# Task description
Return, word for word, every line of the data below from the line containing "intro-text: : Causadas" down through the line containing "cultivo-label: Cultivo: [318, 245, 406, 277]", with both of those lines included.
## BEGIN Records to process
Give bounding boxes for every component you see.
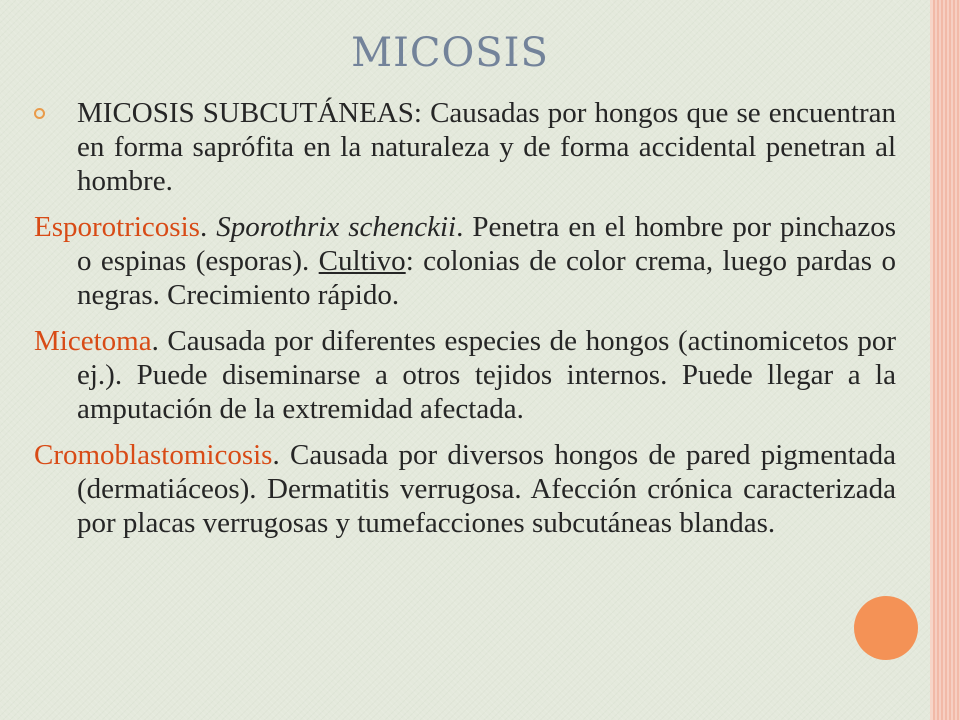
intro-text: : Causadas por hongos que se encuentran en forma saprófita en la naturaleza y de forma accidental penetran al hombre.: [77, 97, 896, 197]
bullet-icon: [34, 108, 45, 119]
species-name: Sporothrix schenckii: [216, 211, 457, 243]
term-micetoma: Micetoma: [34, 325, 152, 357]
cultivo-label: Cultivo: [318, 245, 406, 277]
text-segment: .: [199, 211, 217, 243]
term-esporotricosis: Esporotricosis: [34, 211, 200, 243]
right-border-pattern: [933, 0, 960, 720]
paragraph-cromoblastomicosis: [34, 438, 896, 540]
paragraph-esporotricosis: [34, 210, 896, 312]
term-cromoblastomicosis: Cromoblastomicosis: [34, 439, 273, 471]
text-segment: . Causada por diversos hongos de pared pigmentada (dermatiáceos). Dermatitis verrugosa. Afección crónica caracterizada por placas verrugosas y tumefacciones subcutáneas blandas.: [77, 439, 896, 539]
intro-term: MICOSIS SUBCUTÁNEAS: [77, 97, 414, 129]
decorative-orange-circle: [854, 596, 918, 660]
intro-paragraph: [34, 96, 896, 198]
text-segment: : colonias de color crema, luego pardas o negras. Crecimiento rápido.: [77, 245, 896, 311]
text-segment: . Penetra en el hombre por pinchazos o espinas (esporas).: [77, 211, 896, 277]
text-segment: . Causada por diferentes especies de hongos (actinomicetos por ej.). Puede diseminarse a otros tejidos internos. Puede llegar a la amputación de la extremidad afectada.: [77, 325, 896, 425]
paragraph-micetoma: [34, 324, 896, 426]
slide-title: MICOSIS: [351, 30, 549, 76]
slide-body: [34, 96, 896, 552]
## END Records to process
# Written solution
intro-text: : Causadas por hongos que se encuentran en forma saprófita en la naturaleza y de forma accidental penetran al hombre.: [77, 97, 896, 197]
bullet-icon: [34, 108, 45, 119]
species-name: Sporothrix schenckii: [216, 211, 457, 243]
term-micetoma: Micetoma: [34, 325, 152, 357]
cultivo-label: Cultivo: [318, 245, 406, 277]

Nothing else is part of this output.